**Aim**
Extract every line that contains the string "Elevation".

****

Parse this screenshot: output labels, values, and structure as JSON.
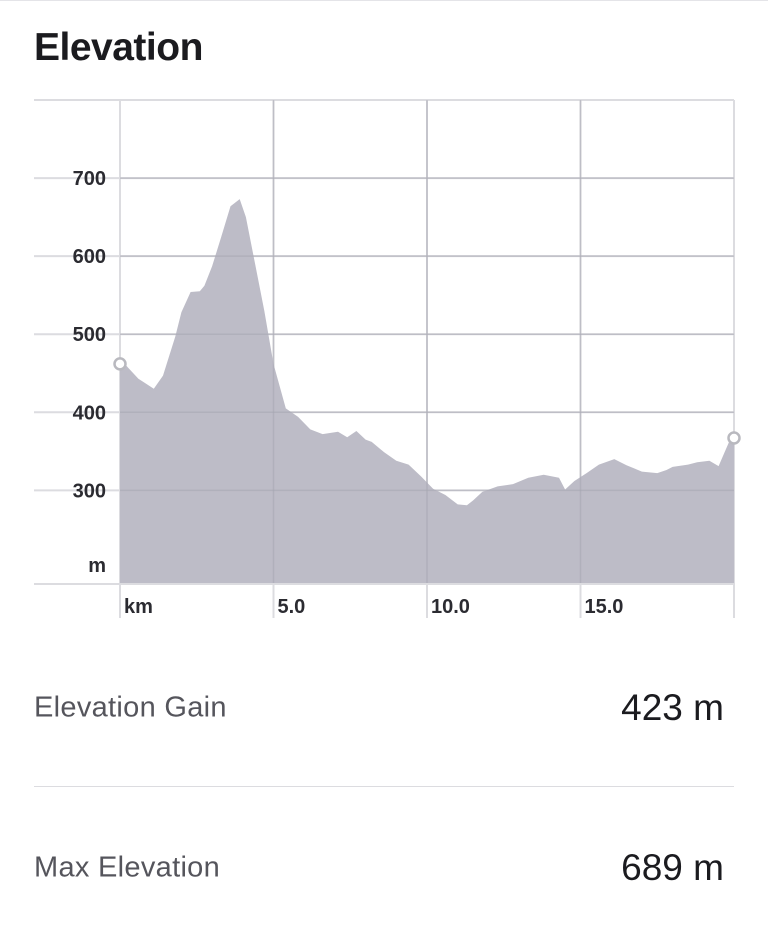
{
  "header": {
    "title": "Elevation"
  },
  "chart_data": {
    "type": "area",
    "title": "",
    "xlabel": "km",
    "ylabel": "m",
    "x_unit_label": "km",
    "y_unit_label": "m",
    "xlim": [
      0,
      20
    ],
    "ylim": [
      180,
      800
    ],
    "xticks": [
      {
        "value": 5,
        "label": "5.0"
      },
      {
        "value": 10,
        "label": "10.0"
      },
      {
        "value": 15,
        "label": "15.0"
      }
    ],
    "yticks": [
      {
        "value": 300,
        "label": "300"
      },
      {
        "value": 400,
        "label": "400"
      },
      {
        "value": 500,
        "label": "500"
      },
      {
        "value": 600,
        "label": "600"
      },
      {
        "value": 700,
        "label": "700"
      }
    ],
    "grid": true,
    "fill_color": "#bdbcc7",
    "marker_color": "#b9b9bf",
    "series": [
      {
        "x": [
          0,
          0.15,
          0.6,
          1.1,
          1.4,
          1.8,
          2.0,
          2.3,
          2.6,
          2.75,
          3.0,
          3.3,
          3.6,
          3.9,
          4.1,
          4.4,
          4.7,
          5.0,
          5.4,
          5.8,
          6.2,
          6.6,
          7.1,
          7.4,
          7.7,
          8.0,
          8.2,
          8.6,
          9.0,
          9.4,
          9.8,
          10.2,
          10.6,
          11.0,
          11.3,
          11.5,
          11.8,
          12.3,
          12.8,
          13.3,
          13.8,
          14.3,
          14.5,
          14.8,
          15.2,
          15.6,
          16.1,
          16.5,
          17.0,
          17.5,
          17.8,
          18.0,
          18.5,
          18.8,
          19.2,
          19.5,
          19.85,
          20.0
        ],
        "y": [
          462,
          462,
          443,
          430,
          447,
          497,
          528,
          554,
          555,
          562,
          587,
          625,
          664,
          673,
          650,
          590,
          530,
          462,
          405,
          394,
          378,
          372,
          375,
          368,
          376,
          365,
          362,
          349,
          338,
          333,
          318,
          302,
          294,
          282,
          281,
          287,
          298,
          305,
          308,
          316,
          320,
          316,
          301,
          312,
          322,
          333,
          340,
          332,
          324,
          322,
          326,
          330,
          333,
          336,
          338,
          331,
          363,
          367
        ]
      }
    ],
    "start_point": {
      "x": 0,
      "y": 462
    },
    "end_point": {
      "x": 20,
      "y": 367
    }
  },
  "stats": [
    {
      "label": "Elevation Gain",
      "value": "423 m"
    },
    {
      "label": "Max Elevation",
      "value": "689 m"
    }
  ]
}
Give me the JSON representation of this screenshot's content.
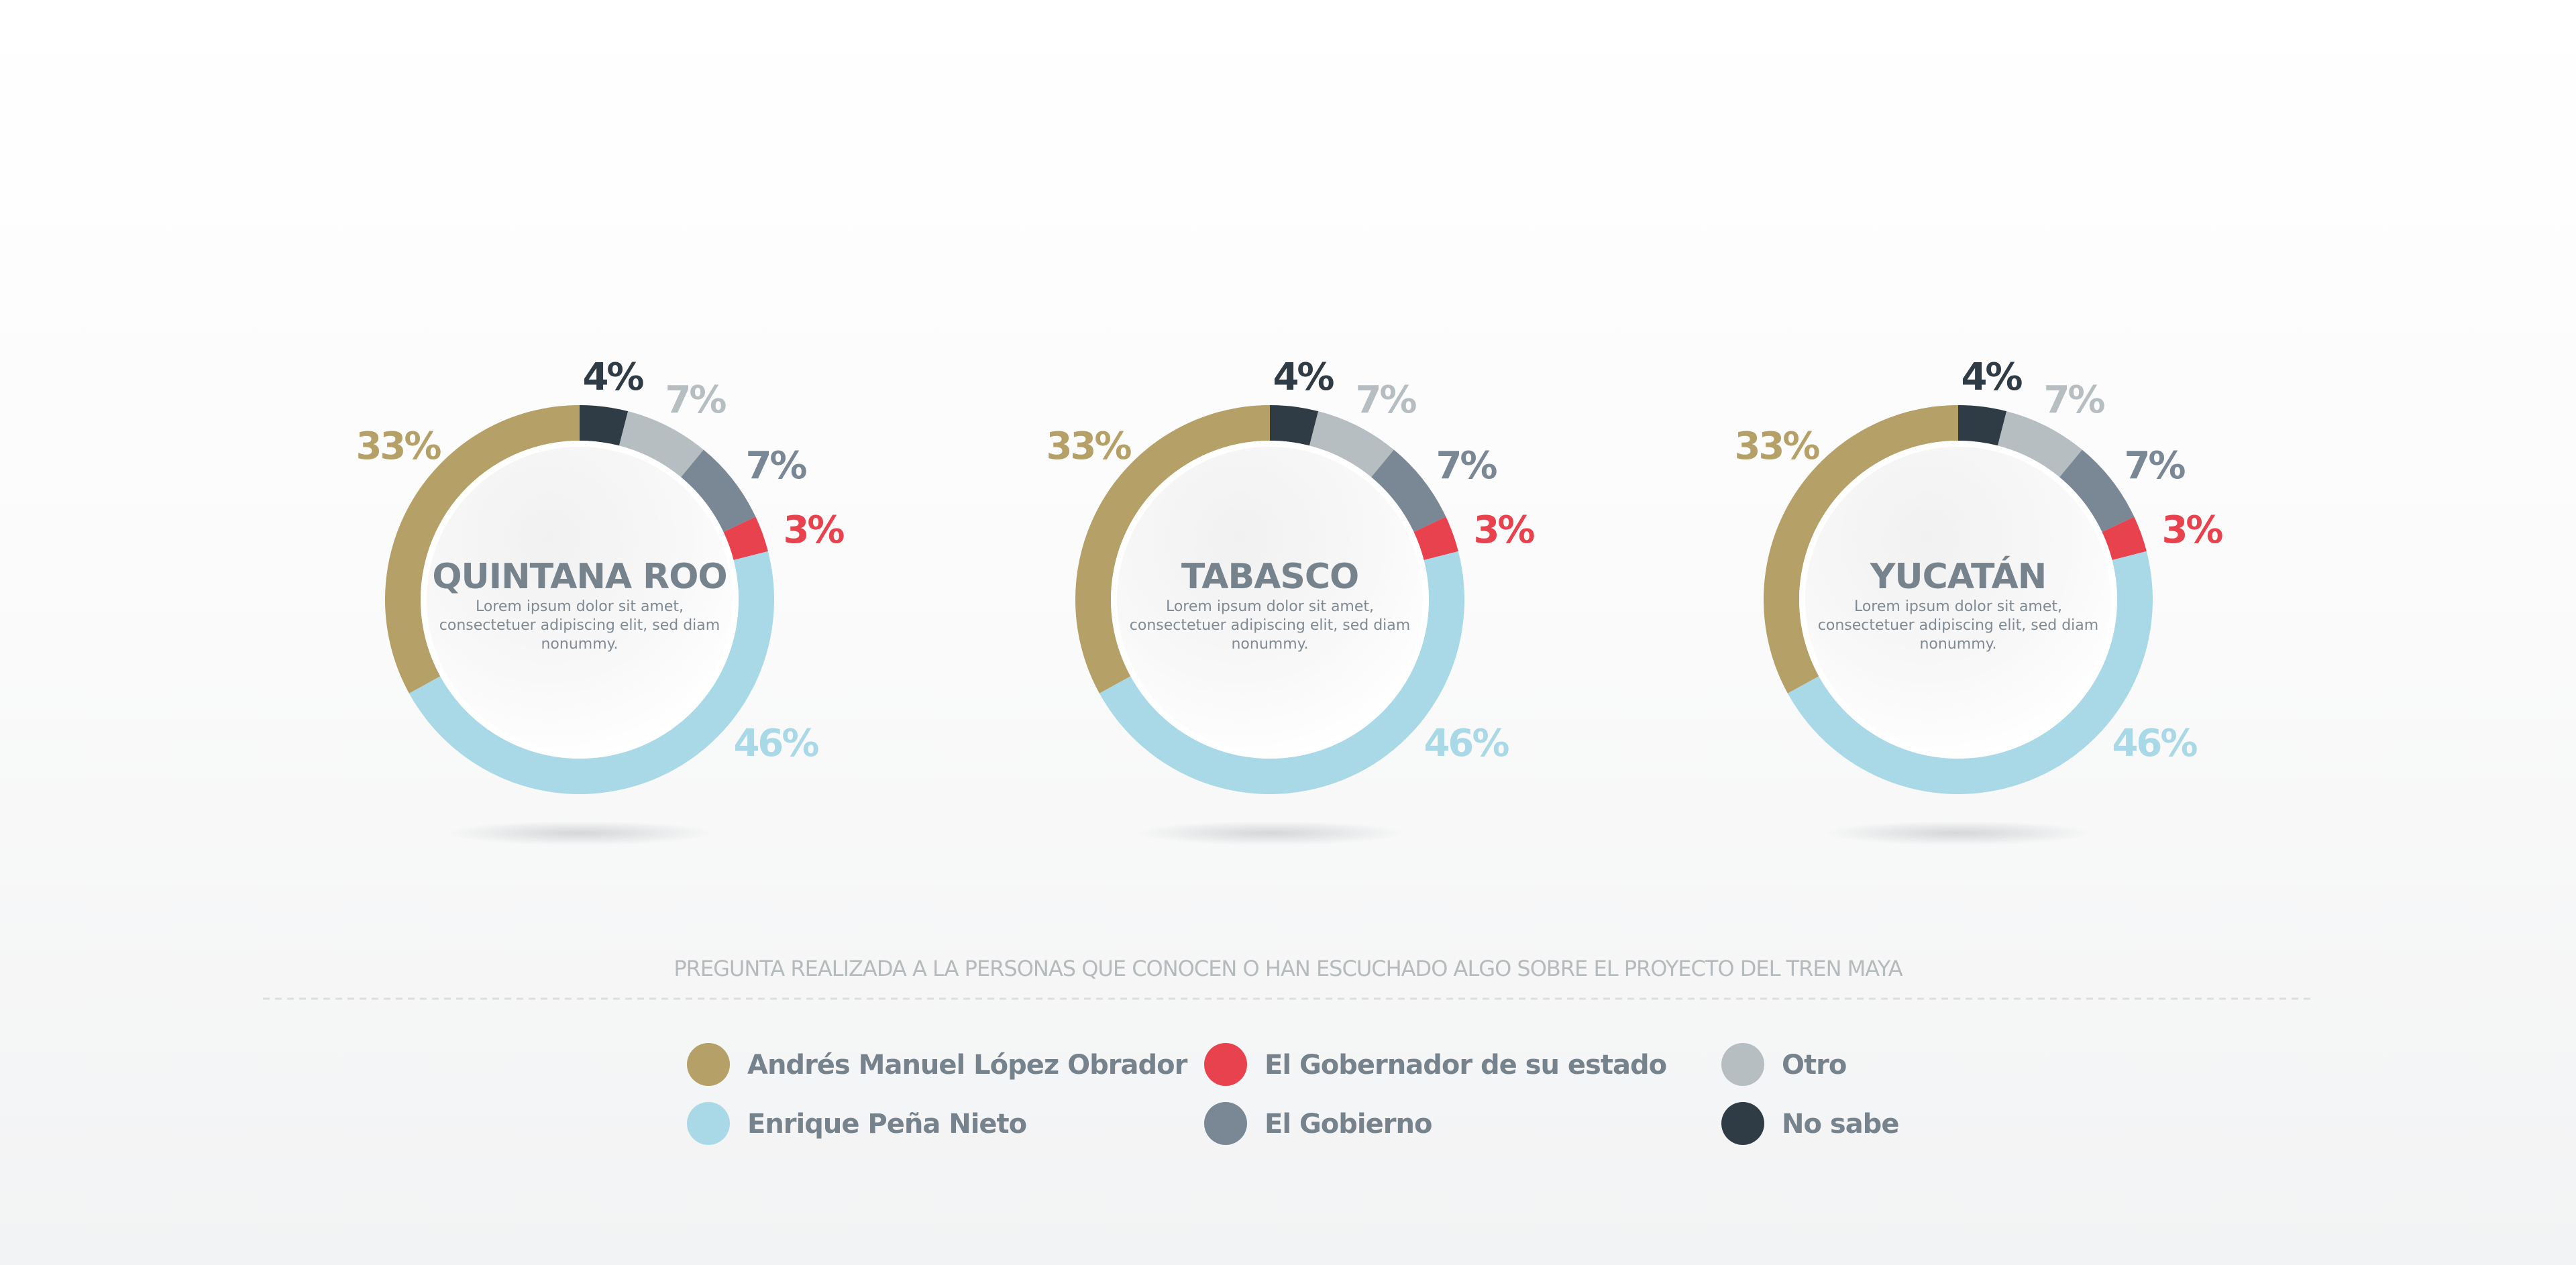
{
  "chart_data": [
    {
      "type": "pie",
      "title": "QUINTANA ROO",
      "description": [
        "Lorem ipsum dolor sit amet,",
        "consectetuer adipiscing elit, sed diam",
        "nonummy."
      ],
      "categories": [
        "No sabe",
        "Otro",
        "El Gobierno",
        "El Gobernador de su estado",
        "Enrique Peña Nieto",
        "Andrés Manuel López Obrador"
      ],
      "values": [
        4,
        7,
        7,
        3,
        46,
        33
      ],
      "labels": [
        "4%",
        "7%",
        "7%",
        "3%",
        "46%",
        "33%"
      ]
    },
    {
      "type": "pie",
      "title": "TABASCO",
      "description": [
        "Lorem ipsum dolor sit amet,",
        "consectetuer adipiscing elit, sed diam",
        "nonummy."
      ],
      "categories": [
        "No sabe",
        "Otro",
        "El Gobierno",
        "El Gobernador de su estado",
        "Enrique Peña Nieto",
        "Andrés Manuel López Obrador"
      ],
      "values": [
        4,
        7,
        7,
        3,
        46,
        33
      ],
      "labels": [
        "4%",
        "7%",
        "7%",
        "3%",
        "46%",
        "33%"
      ]
    },
    {
      "type": "pie",
      "title": "YUCATÁN",
      "description": [
        "Lorem ipsum dolor sit amet,",
        "consectetuer adipiscing elit, sed diam",
        "nonummy."
      ],
      "categories": [
        "No sabe",
        "Otro",
        "El Gobierno",
        "El Gobernador de su estado",
        "Enrique Peña Nieto",
        "Andrés Manuel López Obrador"
      ],
      "values": [
        4,
        7,
        7,
        3,
        46,
        33
      ],
      "labels": [
        "4%",
        "7%",
        "7%",
        "3%",
        "46%",
        "33%"
      ]
    }
  ],
  "colors": {
    "No sabe": "#2f3b45",
    "Otro": "#b7bec2",
    "El Gobierno": "#7a8896",
    "El Gobernador de su estado": "#e8424e",
    "Enrique Peña Nieto": "#a9d9e6",
    "Andrés Manuel López Obrador": "#b5a068"
  },
  "caption": "PREGUNTA REALIZADA A LA PERSONAS QUE CONOCEN O HAN ESCUCHADO ALGO SOBRE EL PROYECTO DEL TREN MAYA",
  "legend": [
    {
      "label": "Andrés Manuel López Obrador",
      "color": "#b5a068"
    },
    {
      "label": "Enrique Peña Nieto",
      "color": "#a9d9e6"
    },
    {
      "label": "El Gobernador de su estado",
      "color": "#e8424e"
    },
    {
      "label": "El Gobierno",
      "color": "#7a8896"
    },
    {
      "label": "Otro",
      "color": "#b7bec2"
    },
    {
      "label": "No sabe",
      "color": "#2f3b45"
    }
  ]
}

****

**Reply**
    "title": "Elevation"
      "label": "Elevation Gain",
      "label": "Max Elevation",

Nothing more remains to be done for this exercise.